Drawn: Dark Flight
Did you like those kiddy pop-up books when you were growing up? They were great with moving parts and colorful layouts. Drawn: Dark Flight brings the pop-up books to life and cleverly uses them to help you solve puzzles. As a sequel to Painted Tower, you begin where the first game left off.
The dramatic beginning will give you a glimpse of what is to come in this puzzle solving game. Iris, the young queen to be, hides herself in a book in order to avoid capture from the evil king who wants to use her artistic talents for wicked purposes. Iris can make a drawing come to life. Imagine the possibilities of someone who can do that. However, before the king could get to her in her tower, the tower collapses burying you underneath the concrete rubble. Your job is to click and point your way out of the mess and explore the town, libraries and other environments to find the 3 light beacons. The lit beacons will light the way and ward off darkness for Iris to become queen.
The play may take you to scenes to discover objects needed to further your game. You may have to go back and forth to find objects and solve many puzzles. All the puzzles appear to be integrated in the game. When the cursor changes to a hand, it indicates you need to pick it up. When a puzzle piece appears, an item is needed. You will also need to “sketch” outlines for things needed in your pursuit of the beacons. You may need to search for things to draw with to complete a picture. There are riddles to solve, pictures and pop-up books to explore in for more objects to use. Once in the books or paintings, you will need to solve puzzles. You may need to repair a painting before you are allow to enter it or save a pirate captain from sharks. In addition there are hints and helps from Franklin, Iris’ guardian and friend.

## Material supplied
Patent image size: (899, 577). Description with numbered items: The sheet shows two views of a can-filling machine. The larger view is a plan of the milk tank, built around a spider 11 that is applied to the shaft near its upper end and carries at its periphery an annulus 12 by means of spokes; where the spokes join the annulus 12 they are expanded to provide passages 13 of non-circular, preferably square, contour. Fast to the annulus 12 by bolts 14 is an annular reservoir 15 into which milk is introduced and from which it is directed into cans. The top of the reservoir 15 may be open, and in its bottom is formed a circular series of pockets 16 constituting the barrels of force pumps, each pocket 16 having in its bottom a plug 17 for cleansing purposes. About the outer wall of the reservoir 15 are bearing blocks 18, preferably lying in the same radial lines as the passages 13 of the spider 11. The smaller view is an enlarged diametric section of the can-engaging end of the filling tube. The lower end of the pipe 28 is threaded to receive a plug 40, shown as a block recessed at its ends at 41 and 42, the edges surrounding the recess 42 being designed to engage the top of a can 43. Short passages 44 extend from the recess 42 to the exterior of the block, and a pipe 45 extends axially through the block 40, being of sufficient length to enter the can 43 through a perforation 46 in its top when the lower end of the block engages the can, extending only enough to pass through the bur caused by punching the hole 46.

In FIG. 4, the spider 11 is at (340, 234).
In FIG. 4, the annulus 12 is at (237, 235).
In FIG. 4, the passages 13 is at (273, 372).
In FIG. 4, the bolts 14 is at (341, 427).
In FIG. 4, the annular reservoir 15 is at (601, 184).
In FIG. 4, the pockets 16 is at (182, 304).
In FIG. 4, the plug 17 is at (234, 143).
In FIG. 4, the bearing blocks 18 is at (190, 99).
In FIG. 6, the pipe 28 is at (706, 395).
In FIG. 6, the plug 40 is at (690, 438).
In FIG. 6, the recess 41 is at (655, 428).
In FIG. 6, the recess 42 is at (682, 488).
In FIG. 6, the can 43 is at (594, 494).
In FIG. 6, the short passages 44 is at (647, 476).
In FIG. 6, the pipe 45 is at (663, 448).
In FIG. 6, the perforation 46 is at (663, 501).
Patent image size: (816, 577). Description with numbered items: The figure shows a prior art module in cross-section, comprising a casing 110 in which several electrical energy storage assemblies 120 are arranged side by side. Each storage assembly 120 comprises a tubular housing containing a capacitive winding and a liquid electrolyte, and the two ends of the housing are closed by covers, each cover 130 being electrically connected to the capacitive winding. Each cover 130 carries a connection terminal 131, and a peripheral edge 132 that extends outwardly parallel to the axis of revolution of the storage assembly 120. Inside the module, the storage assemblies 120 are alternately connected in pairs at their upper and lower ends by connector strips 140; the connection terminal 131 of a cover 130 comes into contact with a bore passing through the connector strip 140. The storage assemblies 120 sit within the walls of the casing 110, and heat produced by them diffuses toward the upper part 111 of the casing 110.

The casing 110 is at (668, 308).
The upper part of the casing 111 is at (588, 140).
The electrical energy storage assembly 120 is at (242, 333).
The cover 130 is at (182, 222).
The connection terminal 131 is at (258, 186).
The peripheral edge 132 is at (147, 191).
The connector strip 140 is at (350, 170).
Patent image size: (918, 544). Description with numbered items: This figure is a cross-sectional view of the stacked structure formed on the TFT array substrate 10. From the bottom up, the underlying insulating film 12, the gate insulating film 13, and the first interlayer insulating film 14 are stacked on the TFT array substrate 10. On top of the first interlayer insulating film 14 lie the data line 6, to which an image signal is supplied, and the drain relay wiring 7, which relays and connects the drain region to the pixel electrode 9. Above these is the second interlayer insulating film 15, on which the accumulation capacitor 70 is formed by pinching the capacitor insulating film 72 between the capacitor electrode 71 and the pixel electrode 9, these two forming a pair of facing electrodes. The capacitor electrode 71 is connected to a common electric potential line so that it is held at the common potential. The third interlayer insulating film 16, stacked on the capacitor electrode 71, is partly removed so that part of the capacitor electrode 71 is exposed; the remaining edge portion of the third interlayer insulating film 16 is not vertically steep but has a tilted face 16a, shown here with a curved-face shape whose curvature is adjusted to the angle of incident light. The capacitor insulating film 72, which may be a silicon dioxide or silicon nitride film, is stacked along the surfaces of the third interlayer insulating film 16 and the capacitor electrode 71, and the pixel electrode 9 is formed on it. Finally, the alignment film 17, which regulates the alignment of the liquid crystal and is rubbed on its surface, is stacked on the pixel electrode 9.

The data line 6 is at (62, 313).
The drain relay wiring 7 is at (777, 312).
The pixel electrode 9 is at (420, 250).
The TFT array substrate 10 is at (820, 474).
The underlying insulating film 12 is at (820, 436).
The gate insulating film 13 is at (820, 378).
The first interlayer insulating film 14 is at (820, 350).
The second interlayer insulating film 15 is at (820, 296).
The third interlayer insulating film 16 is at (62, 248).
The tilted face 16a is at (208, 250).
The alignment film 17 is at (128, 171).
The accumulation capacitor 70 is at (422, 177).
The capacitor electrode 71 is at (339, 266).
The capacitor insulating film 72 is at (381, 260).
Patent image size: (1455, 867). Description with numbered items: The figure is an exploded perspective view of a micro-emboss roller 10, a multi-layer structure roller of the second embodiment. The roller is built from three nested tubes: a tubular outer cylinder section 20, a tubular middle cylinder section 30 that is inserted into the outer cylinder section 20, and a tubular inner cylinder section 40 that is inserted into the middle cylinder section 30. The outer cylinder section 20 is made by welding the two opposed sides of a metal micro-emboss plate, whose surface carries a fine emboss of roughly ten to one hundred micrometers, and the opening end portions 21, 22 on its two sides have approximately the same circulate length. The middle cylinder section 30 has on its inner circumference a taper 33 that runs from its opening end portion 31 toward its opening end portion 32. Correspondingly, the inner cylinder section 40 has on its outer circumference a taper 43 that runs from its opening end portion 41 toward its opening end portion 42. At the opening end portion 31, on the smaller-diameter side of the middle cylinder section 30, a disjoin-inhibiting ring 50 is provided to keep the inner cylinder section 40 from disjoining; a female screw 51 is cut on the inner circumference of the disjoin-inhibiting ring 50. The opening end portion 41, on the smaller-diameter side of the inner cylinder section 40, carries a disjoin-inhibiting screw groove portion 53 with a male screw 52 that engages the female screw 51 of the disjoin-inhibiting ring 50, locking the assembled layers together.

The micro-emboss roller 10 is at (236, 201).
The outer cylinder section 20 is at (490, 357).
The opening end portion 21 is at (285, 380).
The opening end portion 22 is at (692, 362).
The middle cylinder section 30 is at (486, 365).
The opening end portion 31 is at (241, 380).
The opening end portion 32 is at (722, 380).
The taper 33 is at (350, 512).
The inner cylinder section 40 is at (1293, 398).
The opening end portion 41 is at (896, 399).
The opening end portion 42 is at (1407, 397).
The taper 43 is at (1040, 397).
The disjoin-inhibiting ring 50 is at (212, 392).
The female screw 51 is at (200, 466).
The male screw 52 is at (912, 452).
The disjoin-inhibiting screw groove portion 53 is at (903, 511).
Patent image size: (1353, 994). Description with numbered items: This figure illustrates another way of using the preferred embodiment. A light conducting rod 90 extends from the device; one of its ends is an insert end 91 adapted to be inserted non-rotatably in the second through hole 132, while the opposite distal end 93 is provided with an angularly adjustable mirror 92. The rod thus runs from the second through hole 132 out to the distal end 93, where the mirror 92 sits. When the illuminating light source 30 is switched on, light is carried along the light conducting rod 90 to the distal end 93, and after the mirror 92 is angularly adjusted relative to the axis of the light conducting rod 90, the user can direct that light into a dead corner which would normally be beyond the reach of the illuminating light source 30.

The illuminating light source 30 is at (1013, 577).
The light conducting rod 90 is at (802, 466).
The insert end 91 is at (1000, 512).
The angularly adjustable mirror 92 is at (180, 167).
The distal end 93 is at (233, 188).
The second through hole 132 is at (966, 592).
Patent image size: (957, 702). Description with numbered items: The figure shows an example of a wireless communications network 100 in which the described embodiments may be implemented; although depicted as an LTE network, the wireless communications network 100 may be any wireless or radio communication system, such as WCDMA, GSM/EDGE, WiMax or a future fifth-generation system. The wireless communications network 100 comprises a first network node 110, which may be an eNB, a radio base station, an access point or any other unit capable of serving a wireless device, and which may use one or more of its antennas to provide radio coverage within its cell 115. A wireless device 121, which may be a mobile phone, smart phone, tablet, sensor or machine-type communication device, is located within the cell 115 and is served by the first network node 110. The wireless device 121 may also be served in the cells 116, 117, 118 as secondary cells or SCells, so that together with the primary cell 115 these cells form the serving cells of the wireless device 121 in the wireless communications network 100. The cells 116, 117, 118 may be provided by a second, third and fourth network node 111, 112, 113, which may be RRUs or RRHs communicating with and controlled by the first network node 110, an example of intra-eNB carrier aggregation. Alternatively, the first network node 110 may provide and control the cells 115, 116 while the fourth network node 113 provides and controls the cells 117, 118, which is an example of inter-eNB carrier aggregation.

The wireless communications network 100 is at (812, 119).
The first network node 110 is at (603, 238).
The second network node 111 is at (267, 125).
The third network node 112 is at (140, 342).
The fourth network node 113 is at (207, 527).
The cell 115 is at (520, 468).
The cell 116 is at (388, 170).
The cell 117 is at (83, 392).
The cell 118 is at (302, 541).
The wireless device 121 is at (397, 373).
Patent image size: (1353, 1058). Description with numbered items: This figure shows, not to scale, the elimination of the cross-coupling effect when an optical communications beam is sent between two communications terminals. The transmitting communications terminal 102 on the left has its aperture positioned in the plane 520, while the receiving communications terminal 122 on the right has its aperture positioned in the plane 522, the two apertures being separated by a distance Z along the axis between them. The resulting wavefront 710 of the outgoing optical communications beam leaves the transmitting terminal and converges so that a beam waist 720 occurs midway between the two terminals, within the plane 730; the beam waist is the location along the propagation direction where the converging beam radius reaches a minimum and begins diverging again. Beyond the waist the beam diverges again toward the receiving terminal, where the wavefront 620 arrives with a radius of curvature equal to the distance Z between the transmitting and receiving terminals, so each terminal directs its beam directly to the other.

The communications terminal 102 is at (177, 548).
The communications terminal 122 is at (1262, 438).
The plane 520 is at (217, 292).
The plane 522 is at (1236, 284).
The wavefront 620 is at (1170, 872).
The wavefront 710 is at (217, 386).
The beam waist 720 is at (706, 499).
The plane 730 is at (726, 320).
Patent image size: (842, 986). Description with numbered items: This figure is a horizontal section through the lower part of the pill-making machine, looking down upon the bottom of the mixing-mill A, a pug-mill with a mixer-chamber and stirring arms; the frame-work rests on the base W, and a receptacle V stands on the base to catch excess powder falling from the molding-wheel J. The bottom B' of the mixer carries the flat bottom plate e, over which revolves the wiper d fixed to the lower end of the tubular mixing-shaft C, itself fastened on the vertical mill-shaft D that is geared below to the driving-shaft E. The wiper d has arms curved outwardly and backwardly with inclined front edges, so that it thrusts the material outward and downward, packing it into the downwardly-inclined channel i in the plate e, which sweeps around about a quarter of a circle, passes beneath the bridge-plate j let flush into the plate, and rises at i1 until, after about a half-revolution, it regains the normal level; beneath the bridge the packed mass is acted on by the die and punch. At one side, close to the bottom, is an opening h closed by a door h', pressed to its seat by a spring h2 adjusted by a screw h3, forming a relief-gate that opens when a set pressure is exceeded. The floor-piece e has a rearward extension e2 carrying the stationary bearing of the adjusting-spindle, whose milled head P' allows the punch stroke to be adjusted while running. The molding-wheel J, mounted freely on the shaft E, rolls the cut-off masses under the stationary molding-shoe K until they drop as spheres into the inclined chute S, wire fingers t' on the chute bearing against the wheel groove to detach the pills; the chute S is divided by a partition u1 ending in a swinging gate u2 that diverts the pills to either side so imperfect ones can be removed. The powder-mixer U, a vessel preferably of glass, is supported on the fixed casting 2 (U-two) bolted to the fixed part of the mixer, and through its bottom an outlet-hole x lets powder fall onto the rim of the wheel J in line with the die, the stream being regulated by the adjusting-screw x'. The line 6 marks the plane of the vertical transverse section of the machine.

## Directions for this task
Copy the whole text about Drawn: Dark Flight above, word for word, with nothing added or changed.

## Output of the exercise
Drawn: Dark Flight
Did you like those kiddy pop-up books when you were growing up? They were great with moving parts and colorful layouts. Drawn: Dark Flight brings the pop-up books to life and cleverly uses them to help you solve puzzles. As a sequel to Painted Tower, you begin where the first game left off.
The dramatic beginning will give you a glimpse of what is to come in this puzzle solving game. Iris, the young queen to be, hides herself in a book in order to avoid capture from the evil king who wants to use her artistic talents for wicked purposes. Iris can make a drawing come to life. Imagine the possibilities of someone who can do that. However, before the king could get to her in her tower, the tower collapses burying you underneath the concrete rubble. Your job is to click and point your way out of the mess and explore the town, libraries and other environments to find the 3 light beacons. The lit beacons will light the way and ward off darkness for Iris to become queen.
The play may take you to scenes to discover objects needed to further your game. You may have to go back and forth to find objects and solve many puzzles. All the puzzles appear to be integrated in the game. When the cursor changes to a hand, it indicates you need to pick it up. When a puzzle piece appears, an item is needed. You will also need to “sketch” outlines for things needed in your pursuit of the beacons. You may need to search for things to draw with to complete a picture. There are riddles to solve, pictures and pop-up books to explore in for more objects to use. Once in the books or paintings, you will need to solve puzzles. You may need to repair a painting before you are allow to enter it or save a pirate captain from sharks. In addition there are hints and helps from Franklin, Iris’ guardian and friend.